Report each line of the material that contains the string "marker", copying every such line in full.

•••

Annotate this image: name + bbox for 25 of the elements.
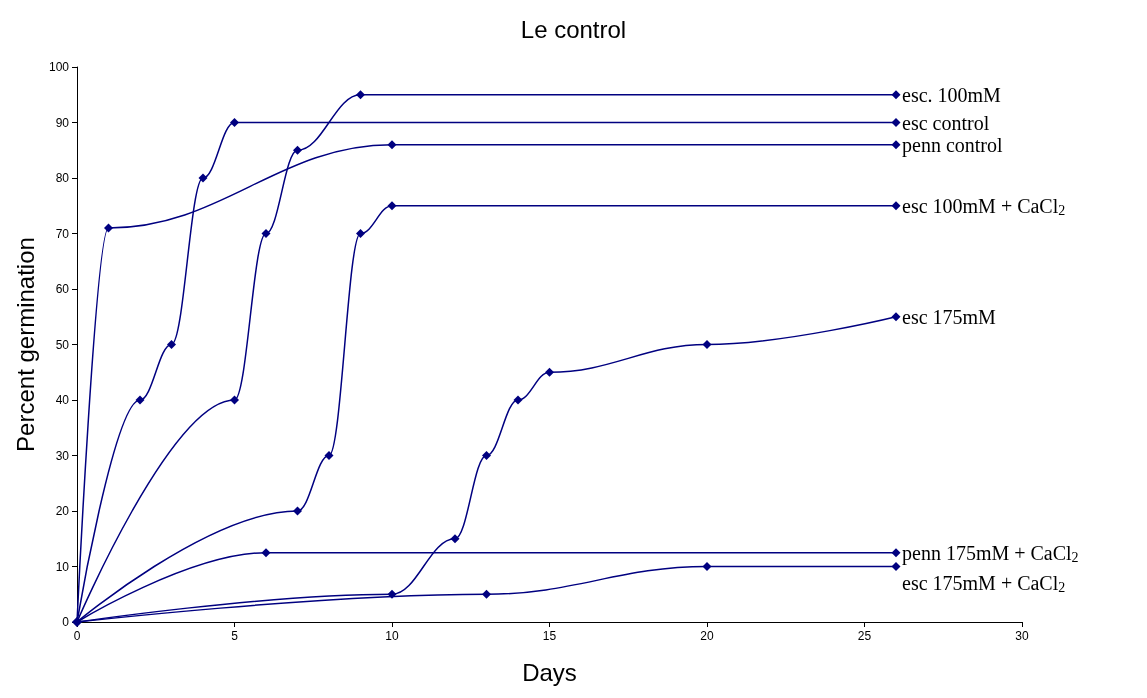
y-axis-title: Percent germination [11, 237, 39, 452]
y-tick-label: 20 [55, 504, 70, 518]
y-tick-label: 70 [55, 226, 70, 241]
x-tick-label: 25 [857, 629, 872, 643]
y-tick-label: 100 [48, 60, 70, 74]
y-tick-label: 30 [55, 448, 70, 463]
y-tick-label: 80 [55, 171, 70, 185]
y-tick-label: 40 [55, 393, 70, 407]
series-label: penn control [902, 133, 1003, 157]
series-label: esc control [902, 111, 990, 134]
chart-title: Le control [520, 15, 627, 43]
x-tick-label: 5 [231, 629, 239, 643]
x-tick-label: 15 [542, 629, 557, 643]
series-label: esc 175mM [902, 305, 997, 328]
x-axis-title: Days [522, 658, 577, 686]
y-tick-label: 50 [55, 337, 70, 352]
x-tick-label: 30 [1015, 629, 1029, 643]
y-tick-label: 0 [62, 615, 70, 629]
y-tick-label: 60 [55, 282, 70, 296]
y-tick-label: 90 [55, 115, 70, 130]
x-tick-label: 0 [73, 629, 81, 643]
series-label: esc. 100mM [902, 83, 1002, 106]
y-tick-label: 10 [55, 559, 70, 574]
x-tick-label: 20 [700, 629, 714, 643]
x-tick-label: 10 [385, 629, 399, 643]
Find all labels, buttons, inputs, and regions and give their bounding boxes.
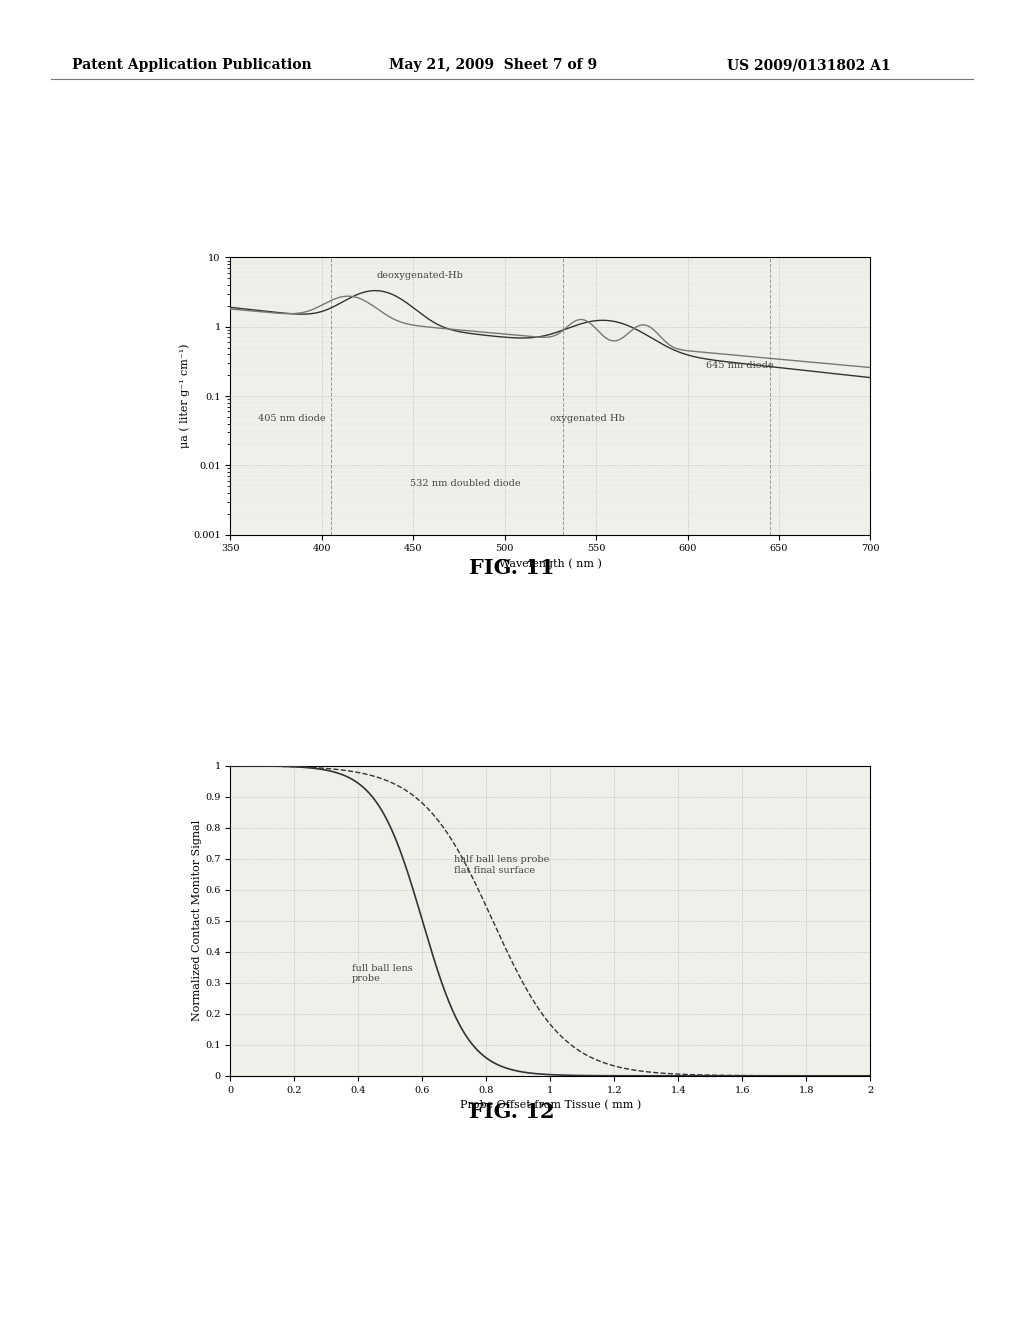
Text: FIG. 12: FIG. 12: [469, 1102, 555, 1122]
Text: oxygenated Hb: oxygenated Hb: [551, 414, 625, 424]
Text: 405 nm diode: 405 nm diode: [258, 414, 326, 424]
Text: Patent Application Publication: Patent Application Publication: [72, 58, 311, 73]
Text: May 21, 2009  Sheet 7 of 9: May 21, 2009 Sheet 7 of 9: [389, 58, 597, 73]
Text: US 2009/0131802 A1: US 2009/0131802 A1: [727, 58, 891, 73]
X-axis label: Wavelength ( nm ): Wavelength ( nm ): [499, 558, 602, 569]
Text: half ball lens probe
flat final surface: half ball lens probe flat final surface: [455, 855, 550, 875]
Text: full ball lens
probe: full ball lens probe: [352, 964, 413, 983]
Text: FIG. 11: FIG. 11: [469, 558, 555, 578]
Y-axis label: Normalized Contact Monitor Signal: Normalized Contact Monitor Signal: [193, 820, 203, 1022]
Text: deoxygenated-Hb: deoxygenated-Hb: [377, 271, 464, 280]
Text: 645 nm diode: 645 nm diode: [706, 360, 773, 370]
X-axis label: Probe Offset from Tissue ( mm ): Probe Offset from Tissue ( mm ): [460, 1100, 641, 1110]
Y-axis label: μa ( liter g⁻¹ cm⁻¹): μa ( liter g⁻¹ cm⁻¹): [179, 343, 190, 449]
Text: 532 nm doubled diode: 532 nm doubled diode: [410, 479, 520, 488]
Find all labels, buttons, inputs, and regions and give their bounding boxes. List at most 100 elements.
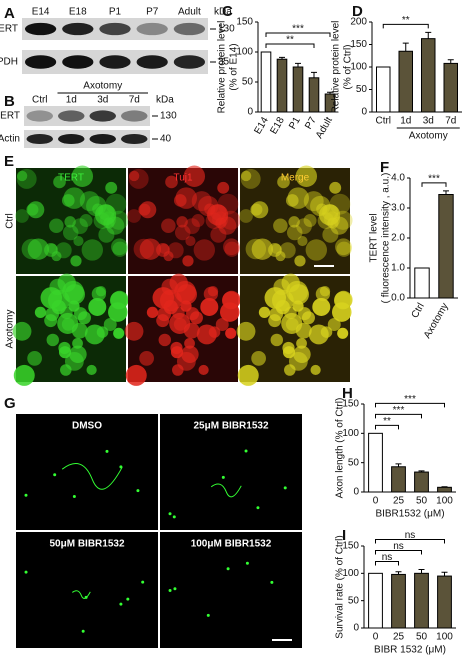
cell (57, 273, 76, 293)
cell (258, 306, 271, 319)
cell (167, 242, 184, 259)
lane-label: E18 (69, 7, 87, 18)
x-tick-label: E18 (268, 115, 287, 136)
cell (270, 333, 284, 347)
cell (221, 210, 241, 230)
cell (210, 226, 227, 243)
blot-band (24, 22, 57, 36)
marker-label: 130 (218, 24, 235, 35)
cell (100, 211, 117, 228)
sig-label: *** (292, 24, 304, 35)
neuron (172, 515, 176, 519)
sig-label: *** (428, 174, 440, 185)
cell (91, 286, 107, 302)
x-tick-label: 50 (416, 496, 428, 507)
error-bar (418, 470, 425, 473)
panel-letter: D (352, 3, 363, 20)
cell (237, 364, 259, 386)
bar (391, 573, 406, 629)
cell (176, 216, 188, 228)
sig-label: ** (402, 15, 410, 26)
neuron (105, 449, 109, 453)
neuron (24, 493, 28, 497)
cell (73, 235, 84, 247)
cell (49, 218, 64, 234)
panel-letter: B (4, 93, 15, 110)
cell (273, 218, 288, 234)
bar (308, 77, 320, 113)
micrograph (16, 532, 158, 648)
condition-label: 100μM BIBR1532 (191, 539, 272, 550)
cell (240, 170, 252, 182)
x-tick-label: P7 (303, 115, 319, 131)
y-tick-label: 100 (342, 428, 359, 439)
cell (236, 321, 256, 341)
blot-band (26, 133, 53, 145)
error-bar (395, 571, 402, 575)
neuron (119, 602, 123, 606)
marker-label: 35 (218, 57, 230, 68)
neuron (136, 489, 140, 493)
blot-band (173, 22, 206, 36)
cell (139, 238, 162, 260)
sig-label: ** (286, 35, 294, 46)
cell (60, 364, 72, 376)
cell (284, 364, 296, 376)
error-bar (311, 71, 317, 78)
cell (317, 212, 335, 230)
cell (212, 211, 229, 228)
lane-label: 7d (129, 95, 140, 106)
cell (183, 165, 206, 187)
y-tick-label: 100 (342, 568, 359, 579)
cell (161, 218, 176, 234)
y-axis-label: Survival rate (% of Ctrl) (335, 535, 346, 638)
cell (208, 326, 221, 338)
cell (71, 322, 88, 339)
cell (223, 238, 240, 256)
y-tick-label: 0 (361, 107, 367, 118)
cell (296, 218, 312, 234)
error-bar (443, 190, 449, 195)
cell (251, 351, 266, 366)
cell (333, 291, 352, 310)
blot-band (99, 22, 131, 36)
cell (58, 346, 72, 359)
micrograph (160, 414, 302, 530)
lane-label: Ctrl (32, 95, 48, 106)
y-tick-label: 0 (353, 487, 359, 498)
x-tick-label: 3d (423, 116, 434, 127)
neuron (168, 589, 172, 593)
bar (368, 572, 383, 629)
bar (437, 486, 452, 493)
cell (295, 322, 312, 339)
error-bar (295, 62, 301, 67)
bar (443, 62, 458, 113)
neuron (173, 587, 177, 591)
row-label: Ctrl (5, 213, 16, 229)
y-tick-label: 3.0 (391, 203, 405, 214)
bar (437, 575, 452, 629)
sig-bracket (265, 32, 331, 37)
group-label: Axotomy (83, 81, 122, 92)
blot-band (99, 55, 131, 69)
blot-band (173, 55, 206, 69)
sig-bracket (375, 539, 445, 544)
sig-label: *** (393, 405, 405, 416)
cell (185, 235, 196, 247)
cell (133, 238, 155, 260)
blot-band (89, 110, 116, 122)
cell (215, 318, 229, 331)
y-tick-label: 0 (353, 623, 359, 634)
x-tick-label: Ctrl (375, 116, 391, 127)
bar (276, 58, 288, 113)
x-tick-label: Adult (314, 115, 335, 140)
cell (69, 345, 87, 364)
cell (27, 351, 42, 366)
cell (277, 175, 290, 189)
lane-label: Adult (178, 7, 201, 18)
bar (438, 194, 454, 299)
cell (15, 209, 29, 223)
cell (191, 214, 205, 227)
condition-label: 50μM BIBR1532 (49, 539, 124, 550)
x-tick-label: Ctrl (410, 301, 427, 320)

•••

=== FULL ANSWER ===
marker-label: 130 (218, 24, 235, 35)
marker-label: 35 (218, 57, 230, 68)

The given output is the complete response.